▶ **What to do**
From the material beneath, pull every line with the word "heading".

Dataset extract Block Start

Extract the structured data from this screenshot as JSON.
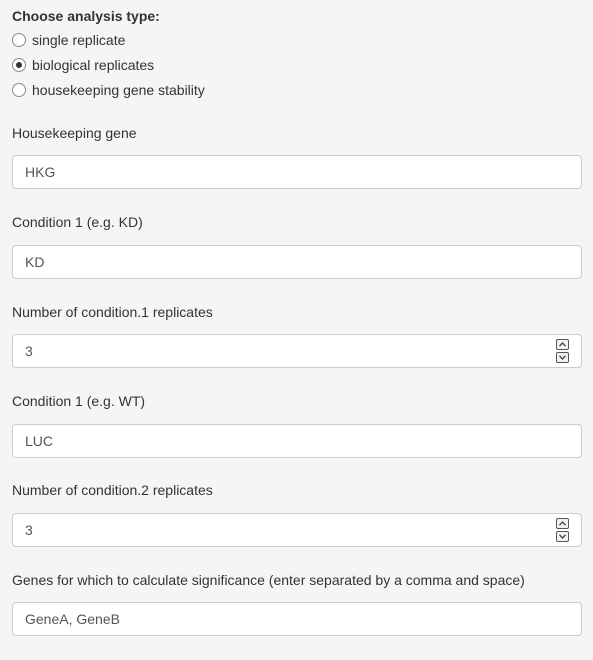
{
  "analysis": {
    "heading": "Choose analysis type:",
    "options": [
      {
        "label": "single replicate",
        "selected": false
      },
      {
        "label": "biological replicates",
        "selected": true
      },
      {
        "label": "housekeeping gene stability",
        "selected": false
      }
    ]
  },
  "fields": {
    "housekeeping": {
      "label": "Housekeeping gene",
      "value": "HKG"
    },
    "condition1": {
      "label": "Condition 1 (e.g. KD)",
      "value": "KD"
    },
    "cond1_reps": {
      "label": "Number of condition.1 replicates",
      "value": "3"
    },
    "condition2": {
      "label": "Condition 1 (e.g. WT)",
      "value": "LUC"
    },
    "cond2_reps": {
      "label": "Number of condition.2 replicates",
      "value": "3"
    },
    "genes": {
      "label": "Genes for which to calculate significance (enter separated by a comma and space)",
      "value": "GeneA, GeneB"
    }
  },
  "icons": {
    "spinner_up": "chevron-up-icon",
    "spinner_down": "chevron-down-icon"
  }
}
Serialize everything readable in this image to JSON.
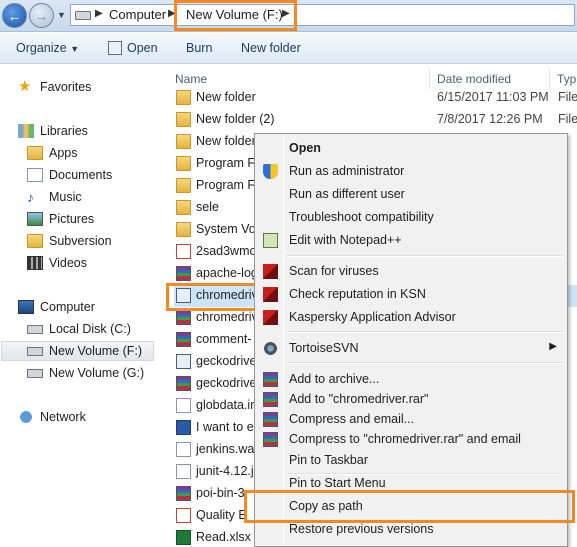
{
  "address_bar": {
    "crumbs": [
      "Computer",
      "New Volume (F:)"
    ]
  },
  "toolbar": {
    "organize": "Organize",
    "open": "Open",
    "burn": "Burn",
    "new_folder": "New folder"
  },
  "nav": {
    "favorites": "Favorites",
    "libraries": "Libraries",
    "apps": "Apps",
    "documents": "Documents",
    "music": "Music",
    "pictures": "Pictures",
    "subversion": "Subversion",
    "videos": "Videos",
    "computer": "Computer",
    "local_disk": "Local Disk (C:)",
    "new_volume_f": "New Volume (F:)",
    "new_volume_g": "New Volume (G:)",
    "network": "Network"
  },
  "columns": {
    "name": "Name",
    "date_modified": "Date modified",
    "type": "Typ"
  },
  "files": [
    {
      "name": "New folder",
      "date": "6/15/2017 11:03 PM",
      "type": "File",
      "icon": "folder-icon"
    },
    {
      "name": "New folder (2)",
      "date": "7/8/2017 12:26 PM",
      "type": "File",
      "icon": "folder-icon"
    },
    {
      "name": "New folder",
      "date": "",
      "type": "",
      "icon": "folder-icon"
    },
    {
      "name": "Program Fi",
      "date": "",
      "type": "",
      "icon": "folder-icon"
    },
    {
      "name": "Program Fi",
      "date": "",
      "type": "",
      "icon": "folder-icon"
    },
    {
      "name": "sele",
      "date": "",
      "type": "",
      "icon": "folder-icon"
    },
    {
      "name": "System Vol",
      "date": "",
      "type": "",
      "icon": "folder-icon"
    },
    {
      "name": "2sad3wmc",
      "date": "",
      "type": "",
      "icon": "pdf-icon"
    },
    {
      "name": "apache-log",
      "date": "",
      "type": "",
      "icon": "rar-icon"
    },
    {
      "name": "chromedriv",
      "date": "",
      "type": "",
      "icon": "exe-icon"
    },
    {
      "name": "chromedriv",
      "date": "",
      "type": "",
      "icon": "rar-icon"
    },
    {
      "name": "comment-",
      "date": "",
      "type": "",
      "icon": "rar-icon"
    },
    {
      "name": "geckodrive",
      "date": "",
      "type": "",
      "icon": "exe-icon"
    },
    {
      "name": "geckodrive",
      "date": "",
      "type": "",
      "icon": "rar-icon"
    },
    {
      "name": "globdata.in",
      "date": "",
      "type": "",
      "icon": "doc-icon"
    },
    {
      "name": "I want to e",
      "date": "",
      "type": "",
      "icon": "word-icon"
    },
    {
      "name": "jenkins.war",
      "date": "",
      "type": "",
      "icon": "doc-icon"
    },
    {
      "name": "junit-4.12.j",
      "date": "",
      "type": "",
      "icon": "doc-icon"
    },
    {
      "name": "poi-bin-3.",
      "date": "",
      "type": "",
      "icon": "rar-icon"
    },
    {
      "name": "Quality E",
      "date": "",
      "type": "",
      "icon": "pdf-icon"
    },
    {
      "name": "Read.xlsx",
      "date": "",
      "type": "",
      "icon": "xls-icon"
    }
  ],
  "context_menu": {
    "open": "Open",
    "run_as_admin": "Run as administrator",
    "run_as_different_user": "Run as different user",
    "troubleshoot": "Troubleshoot compatibility",
    "edit_notepad": "Edit with Notepad++",
    "scan_viruses": "Scan for viruses",
    "check_reputation": "Check reputation in KSN",
    "kaspersky_advisor": "Kaspersky Application Advisor",
    "tortoisesvn": "TortoiseSVN",
    "add_archive": "Add to archive...",
    "add_to_rar": "Add to \"chromedriver.rar\"",
    "compress_email": "Compress and email...",
    "compress_rar_email": "Compress to \"chromedriver.rar\" and email",
    "pin_taskbar": "Pin to Taskbar",
    "pin_start": "Pin to Start Menu",
    "copy_path": "Copy as path",
    "restore_versions": "Restore previous versions"
  },
  "colors": {
    "highlight": "#f08a24",
    "selection": "#cce4f7"
  }
}
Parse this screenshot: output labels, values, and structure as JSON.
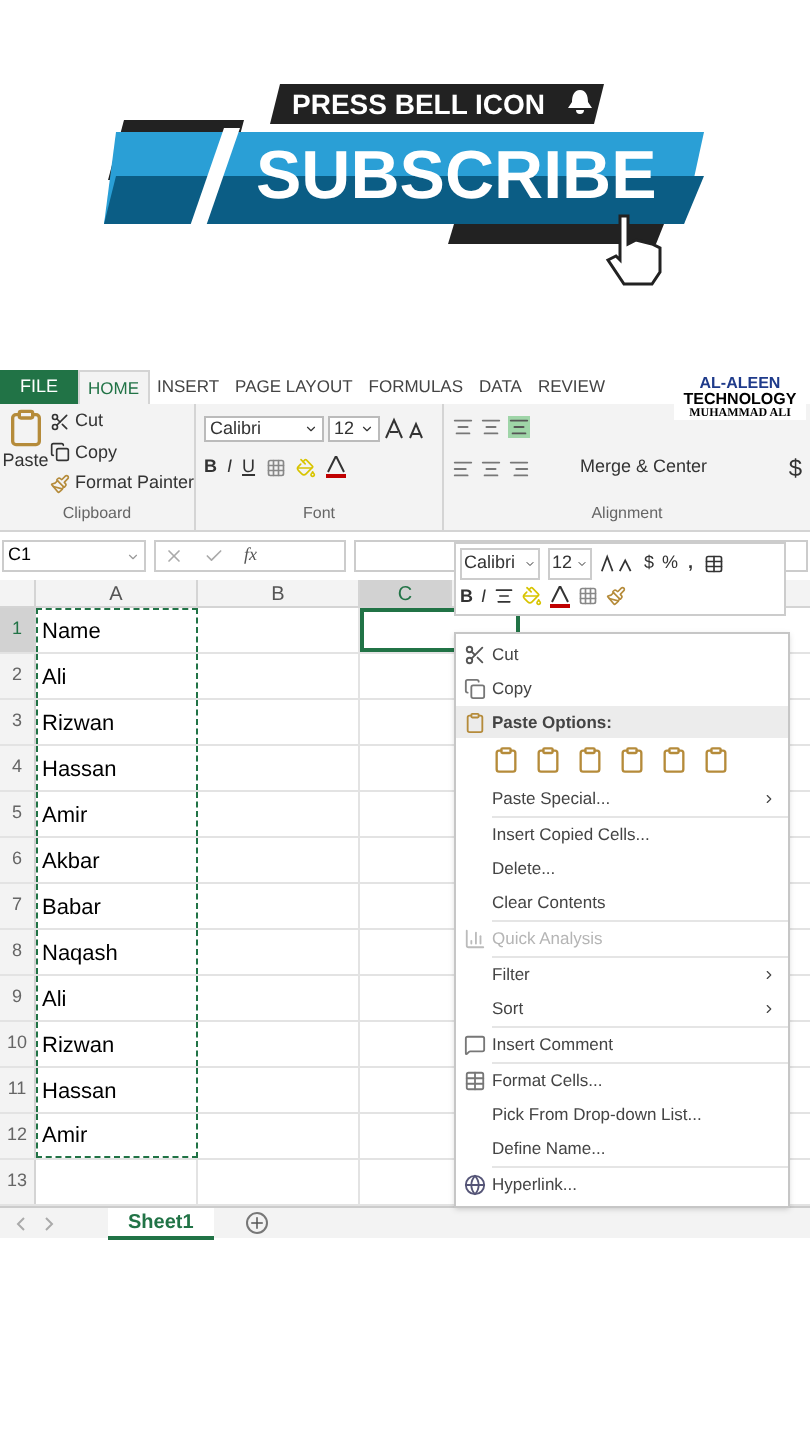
{
  "banner": {
    "top_text": "PRESS BELL ICON",
    "main_text": "SUBSCRIBE"
  },
  "logo": {
    "line1": "AL-ALEEN",
    "line2": "TECHNOLOGY",
    "line3": "MUHAMMAD ALI"
  },
  "tabs": [
    {
      "label": "FILE",
      "kind": "file",
      "selected": false
    },
    {
      "label": "HOME",
      "kind": "tab",
      "selected": true
    },
    {
      "label": "INSERT",
      "kind": "tab",
      "selected": false
    },
    {
      "label": "PAGE LAYOUT",
      "kind": "tab",
      "selected": false
    },
    {
      "label": "FORMULAS",
      "kind": "tab",
      "selected": false
    },
    {
      "label": "DATA",
      "kind": "tab",
      "selected": false
    },
    {
      "label": "REVIEW",
      "kind": "tab",
      "selected": false
    }
  ],
  "clipboard": {
    "paste": "Paste",
    "cut": "Cut",
    "copy": "Copy",
    "format_painter": "Format Painter",
    "group_label": "Clipboard"
  },
  "font": {
    "font_name": "Calibri",
    "font_size": "12",
    "bold": "B",
    "italic": "I",
    "underline": "U",
    "group_label": "Font"
  },
  "alignment": {
    "merge": "Merge & Center",
    "group_label": "Alignment",
    "currency": "$"
  },
  "formula_bar": {
    "name_box": "C1",
    "fx": "fx"
  },
  "columns": [
    {
      "label": "A",
      "selected": false
    },
    {
      "label": "B",
      "selected": false
    },
    {
      "label": "C",
      "selected": true
    }
  ],
  "rows": [
    {
      "number": "1",
      "value": "Name",
      "selected": true
    },
    {
      "number": "2",
      "value": "Ali",
      "selected": false
    },
    {
      "number": "3",
      "value": "Rizwan",
      "selected": false
    },
    {
      "number": "4",
      "value": "Hassan",
      "selected": false
    },
    {
      "number": "5",
      "value": "Amir",
      "selected": false
    },
    {
      "number": "6",
      "value": "Akbar",
      "selected": false
    },
    {
      "number": "7",
      "value": "Babar",
      "selected": false
    },
    {
      "number": "8",
      "value": "Naqash",
      "selected": false
    },
    {
      "number": "9",
      "value": "Ali",
      "selected": false
    },
    {
      "number": "10",
      "value": "Rizwan",
      "selected": false
    },
    {
      "number": "11",
      "value": "Hassan",
      "selected": false
    },
    {
      "number": "12",
      "value": "Amir",
      "selected": false
    },
    {
      "number": "13",
      "value": "",
      "selected": false
    }
  ],
  "mini_toolbar": {
    "font_name": "Calibri",
    "font_size": "12",
    "currency": "$",
    "percent": "%",
    "comma": ",",
    "bold": "B",
    "italic": "I"
  },
  "context_menu": [
    {
      "kind": "cut",
      "label": "Cut",
      "disabled": false,
      "submenu": false
    },
    {
      "kind": "copy",
      "label": "Copy",
      "disabled": false,
      "submenu": false
    },
    {
      "kind": "header",
      "label": "Paste Options:"
    },
    {
      "kind": "paste_icons"
    },
    {
      "kind": "item",
      "label": "Paste Special...",
      "disabled": false,
      "submenu": true
    },
    {
      "kind": "separator"
    },
    {
      "kind": "item",
      "label": "Insert Copied Cells...",
      "disabled": false,
      "submenu": false
    },
    {
      "kind": "item",
      "label": "Delete...",
      "disabled": false,
      "submenu": false
    },
    {
      "kind": "item",
      "label": "Clear Contents",
      "disabled": false,
      "submenu": false
    },
    {
      "kind": "separator"
    },
    {
      "kind": "analysis",
      "label": "Quick Analysis",
      "disabled": true,
      "submenu": false
    },
    {
      "kind": "separator"
    },
    {
      "kind": "item",
      "label": "Filter",
      "disabled": false,
      "submenu": true
    },
    {
      "kind": "item",
      "label": "Sort",
      "disabled": false,
      "submenu": true
    },
    {
      "kind": "separator"
    },
    {
      "kind": "comment",
      "label": "Insert Comment",
      "disabled": false,
      "submenu": false
    },
    {
      "kind": "separator"
    },
    {
      "kind": "format",
      "label": "Format Cells...",
      "disabled": false,
      "submenu": false
    },
    {
      "kind": "item",
      "label": "Pick From Drop-down List...",
      "disabled": false,
      "submenu": false
    },
    {
      "kind": "item",
      "label": "Define Name...",
      "disabled": false,
      "submenu": false
    },
    {
      "kind": "separator"
    },
    {
      "kind": "link",
      "label": "Hyperlink...",
      "disabled": false,
      "submenu": false
    }
  ],
  "sheet_tabs": [
    {
      "label": "Sheet1",
      "selected": true
    }
  ]
}
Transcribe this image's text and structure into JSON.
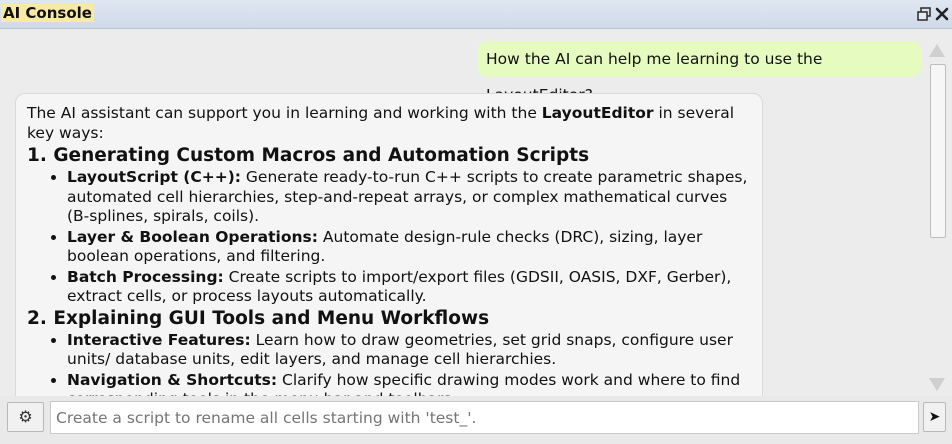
{
  "window": {
    "title": "AI Console"
  },
  "user_message": "How the AI can help me learning to use the LayoutEditor?",
  "ai_message": {
    "intro_prefix": "The AI assistant can support you in learning and working with the ",
    "intro_bold": "LayoutEditor",
    "intro_suffix": " in several key ways:",
    "section1": {
      "heading": "1. Generating Custom Macros and Automation Scripts",
      "items": [
        {
          "label": "LayoutScript (C++):",
          "text": " Generate ready-to-run C++ scripts to create parametric shapes, automated cell hierarchies, step-and-repeat arrays, or complex mathematical curves (B-splines, spirals, coils)."
        },
        {
          "label": "Layer & Boolean Operations:",
          "text": " Automate design-rule checks (DRC), sizing, layer boolean operations, and filtering."
        },
        {
          "label": "Batch Processing:",
          "text": " Create scripts to import/export files (GDSII, OASIS, DXF, Gerber), extract cells, or process layouts automatically."
        }
      ]
    },
    "section2": {
      "heading": "2. Explaining GUI Tools and Menu Workflows",
      "items": [
        {
          "label": "Interactive Features:",
          "text": " Learn how to draw geometries, set grid snaps, configure user units/ database units, edit layers, and manage cell hierarchies."
        },
        {
          "label": "Navigation & Shortcuts:",
          "text": " Clarify how specific drawing modes work and where to find corresponding tools in the menu bar and toolbars."
        }
      ]
    }
  },
  "input": {
    "placeholder": "Create a script to rename all cells starting with 'test_'."
  },
  "buttons": {
    "settings_glyph": "⚙",
    "send_glyph": "➤"
  },
  "colors": {
    "user_bubble": "#e6fbbf",
    "title_highlight": "#f8eaa6"
  }
}
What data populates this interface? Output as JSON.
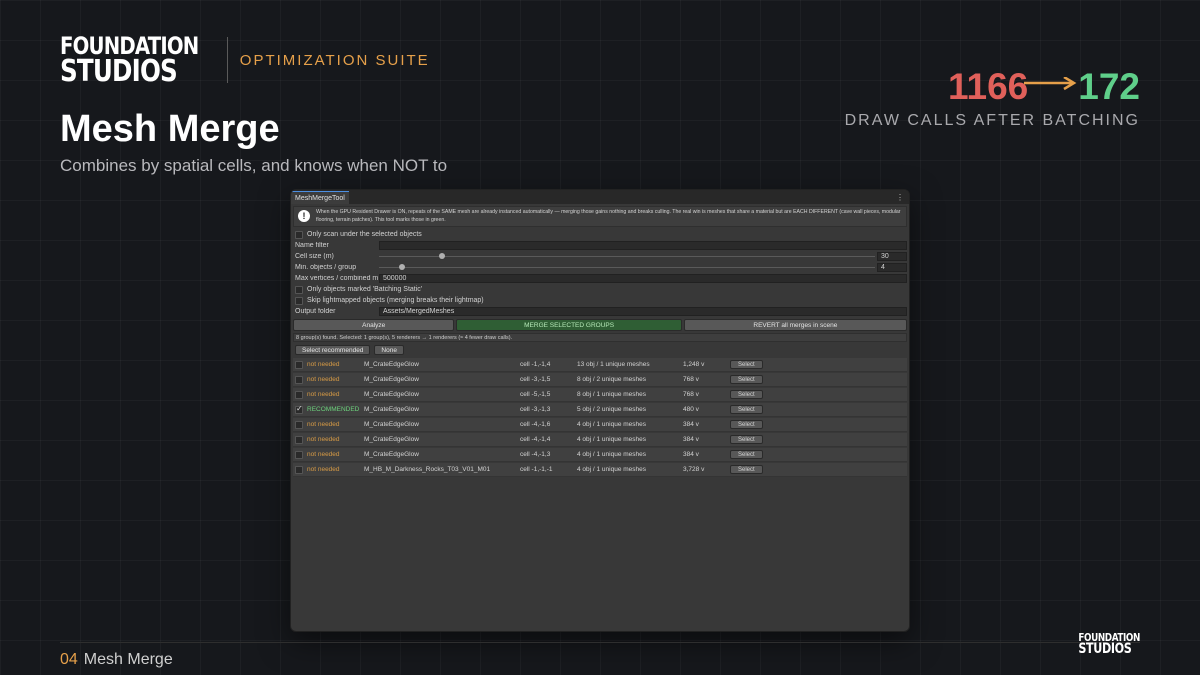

Dataset extract Block End

▶ **Solution to this task**
    "heading": "Choose analysis type:",
      "heading": "1. Generating Custom Macros and Automation Scripts",
      "heading": "2. Explaining GUI Tools and Menu Workflows",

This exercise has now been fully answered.